▶ **Passage for review**
You get a day behind, so you figure it'll be easy to jam out 2K tomorrow.

Then you get another half a day behind, and you start thinking about 7,000 per week, how you can divide what you missed and get it all in.

On Saturday you're looking at a 5,000-word weekend warrior situation.

By Sunday, all is lost. By the spring, if you've been keeping track, you basically have to write a novel per day, plus perhaps a greeting card, to get all those words back.

Here's what a bodybuilder knows: if you didn't get it done yesterday, you start again tomorrow. You can't jam it in. There's no such thing. If you try and slam three workouts into one day, you'll be more behind than you will be caught up. If you want to get in 1,825 pull-ups, you have to spread it out.

Yes, we all have those golden days where we're unstoppable writers, where we can write forever. Bodybuilders have those days too. Where it feels like you're stronger at the end of every lift. That you'll get stronger and stronger as the workout goes on.

But the truth is, if a bodybuilder does a leg workout and a back workout on the same day, she has to question whether she was able to give her back all the work it needed. Whether she had enough energy after the leg workout to do the kind of back workout she would have done with a day's rest in between.

If you missed your writing session on Tuesday, maybe you double up on Wednesday. But is the work as good? Did you give it the kind of care and attention you would have if those thousand words were the first set instead of the second?

As a writer, consider sticking to the plan. Don't overtax yourself to make up for missed writing sessions. Try and get in there and write today. If you don't, figure out what stopped you, kill that roadblock, and start again tomorrow.

2. The Importance of Rest

When you lift weights, you're essentially tearing your body apart, and then your body puts itself back together. It's a complicated process bathed in some weird science and very specific cell types, but it's easy to think about it like this: tear something down, then build it up bigger and better.

▶ **Work task**
Set down the passage on writing and bodybuilding word for word, from "As a writer, consider" up to and including "and start again tomorrow.".

▶ **Structured page parsing data**
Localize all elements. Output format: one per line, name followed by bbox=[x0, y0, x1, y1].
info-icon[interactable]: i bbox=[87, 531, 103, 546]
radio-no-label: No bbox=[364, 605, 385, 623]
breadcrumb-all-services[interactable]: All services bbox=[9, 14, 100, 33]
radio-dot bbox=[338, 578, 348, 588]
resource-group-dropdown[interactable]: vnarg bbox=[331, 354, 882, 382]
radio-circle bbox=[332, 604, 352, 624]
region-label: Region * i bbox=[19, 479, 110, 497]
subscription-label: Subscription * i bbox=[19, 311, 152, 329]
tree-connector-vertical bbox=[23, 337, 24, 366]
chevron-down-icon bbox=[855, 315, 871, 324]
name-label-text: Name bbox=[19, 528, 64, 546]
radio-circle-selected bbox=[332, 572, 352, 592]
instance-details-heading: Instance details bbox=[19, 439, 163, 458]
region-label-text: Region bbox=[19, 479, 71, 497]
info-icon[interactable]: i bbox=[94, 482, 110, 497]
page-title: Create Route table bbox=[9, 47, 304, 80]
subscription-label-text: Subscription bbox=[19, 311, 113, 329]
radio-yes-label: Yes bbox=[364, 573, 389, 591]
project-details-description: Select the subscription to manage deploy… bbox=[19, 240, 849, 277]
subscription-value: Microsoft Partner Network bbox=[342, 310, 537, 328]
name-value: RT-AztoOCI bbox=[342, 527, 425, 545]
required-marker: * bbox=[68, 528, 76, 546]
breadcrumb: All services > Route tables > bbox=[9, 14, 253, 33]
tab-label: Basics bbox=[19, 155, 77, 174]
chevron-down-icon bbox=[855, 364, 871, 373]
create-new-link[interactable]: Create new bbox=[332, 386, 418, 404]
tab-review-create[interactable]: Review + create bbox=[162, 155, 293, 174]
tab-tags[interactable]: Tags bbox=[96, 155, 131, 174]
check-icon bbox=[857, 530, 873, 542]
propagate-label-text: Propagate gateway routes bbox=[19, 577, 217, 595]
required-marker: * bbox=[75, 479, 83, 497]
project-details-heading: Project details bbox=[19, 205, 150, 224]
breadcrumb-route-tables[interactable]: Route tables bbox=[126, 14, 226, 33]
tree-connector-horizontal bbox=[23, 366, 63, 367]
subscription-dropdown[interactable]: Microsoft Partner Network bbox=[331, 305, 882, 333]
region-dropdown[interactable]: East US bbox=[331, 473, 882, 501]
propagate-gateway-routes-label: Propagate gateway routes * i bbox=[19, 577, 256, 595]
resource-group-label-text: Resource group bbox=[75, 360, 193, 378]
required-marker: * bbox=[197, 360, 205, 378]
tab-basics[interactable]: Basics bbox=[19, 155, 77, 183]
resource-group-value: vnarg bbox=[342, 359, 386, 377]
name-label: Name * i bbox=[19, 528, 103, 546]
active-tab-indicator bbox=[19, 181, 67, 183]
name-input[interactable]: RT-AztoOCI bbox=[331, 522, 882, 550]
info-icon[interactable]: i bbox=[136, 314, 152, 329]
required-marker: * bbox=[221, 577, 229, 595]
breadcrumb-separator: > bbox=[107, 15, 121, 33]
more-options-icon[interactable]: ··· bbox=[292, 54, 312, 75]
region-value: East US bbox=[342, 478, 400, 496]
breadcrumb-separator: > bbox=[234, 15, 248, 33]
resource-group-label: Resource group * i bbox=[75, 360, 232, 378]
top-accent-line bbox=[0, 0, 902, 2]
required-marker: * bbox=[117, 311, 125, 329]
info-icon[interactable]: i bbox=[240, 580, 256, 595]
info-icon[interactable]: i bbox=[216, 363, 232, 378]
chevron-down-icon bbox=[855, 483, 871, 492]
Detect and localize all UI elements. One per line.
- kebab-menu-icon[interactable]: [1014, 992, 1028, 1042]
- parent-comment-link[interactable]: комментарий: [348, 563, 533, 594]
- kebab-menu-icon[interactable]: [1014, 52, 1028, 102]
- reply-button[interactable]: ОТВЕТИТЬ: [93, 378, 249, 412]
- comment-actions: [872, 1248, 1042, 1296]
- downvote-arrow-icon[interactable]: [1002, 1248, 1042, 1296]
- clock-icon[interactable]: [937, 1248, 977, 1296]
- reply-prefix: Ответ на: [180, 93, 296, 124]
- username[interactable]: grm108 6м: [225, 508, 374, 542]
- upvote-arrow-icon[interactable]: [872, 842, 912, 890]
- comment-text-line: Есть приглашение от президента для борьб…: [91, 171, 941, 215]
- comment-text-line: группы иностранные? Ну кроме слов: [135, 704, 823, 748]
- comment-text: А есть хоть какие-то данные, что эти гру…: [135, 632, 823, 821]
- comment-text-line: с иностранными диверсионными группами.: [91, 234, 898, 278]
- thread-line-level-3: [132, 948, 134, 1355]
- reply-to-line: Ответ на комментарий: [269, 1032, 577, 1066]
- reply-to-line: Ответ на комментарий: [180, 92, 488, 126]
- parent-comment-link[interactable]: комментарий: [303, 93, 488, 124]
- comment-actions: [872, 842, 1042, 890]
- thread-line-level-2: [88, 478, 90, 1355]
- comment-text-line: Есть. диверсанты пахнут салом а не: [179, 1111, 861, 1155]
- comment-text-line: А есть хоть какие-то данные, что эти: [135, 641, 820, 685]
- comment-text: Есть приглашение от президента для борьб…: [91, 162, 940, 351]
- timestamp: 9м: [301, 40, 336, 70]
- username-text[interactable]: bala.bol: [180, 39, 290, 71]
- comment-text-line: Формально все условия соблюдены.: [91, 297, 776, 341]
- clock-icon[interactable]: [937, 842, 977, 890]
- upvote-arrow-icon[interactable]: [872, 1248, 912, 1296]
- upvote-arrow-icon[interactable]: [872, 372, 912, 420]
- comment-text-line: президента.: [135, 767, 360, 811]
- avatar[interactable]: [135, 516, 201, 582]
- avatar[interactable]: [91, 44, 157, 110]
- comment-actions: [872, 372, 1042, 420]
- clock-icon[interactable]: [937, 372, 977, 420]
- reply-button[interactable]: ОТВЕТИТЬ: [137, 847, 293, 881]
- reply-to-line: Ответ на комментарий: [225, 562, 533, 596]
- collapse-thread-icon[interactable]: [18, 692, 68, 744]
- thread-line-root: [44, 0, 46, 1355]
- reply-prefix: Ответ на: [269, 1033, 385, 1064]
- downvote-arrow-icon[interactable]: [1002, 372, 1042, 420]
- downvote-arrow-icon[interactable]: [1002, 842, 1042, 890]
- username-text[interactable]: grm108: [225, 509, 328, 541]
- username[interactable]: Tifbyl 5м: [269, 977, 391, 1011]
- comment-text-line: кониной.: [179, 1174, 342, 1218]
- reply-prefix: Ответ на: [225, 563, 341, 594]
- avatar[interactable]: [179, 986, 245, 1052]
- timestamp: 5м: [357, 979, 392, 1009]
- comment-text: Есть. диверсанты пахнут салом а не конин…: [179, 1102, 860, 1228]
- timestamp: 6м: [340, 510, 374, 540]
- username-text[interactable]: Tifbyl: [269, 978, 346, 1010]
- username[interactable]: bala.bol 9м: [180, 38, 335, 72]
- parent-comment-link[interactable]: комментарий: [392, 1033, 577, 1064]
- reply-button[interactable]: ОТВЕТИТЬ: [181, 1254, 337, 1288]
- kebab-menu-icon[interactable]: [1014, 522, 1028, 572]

▶ **Answer space**
As a writer, consider sticking to the plan. Don't overtax yourself to make up for missed writing sessions. Try and get in there and write today. If you don't, figure out what stopped you, kill that roadblock, and start again tomorrow.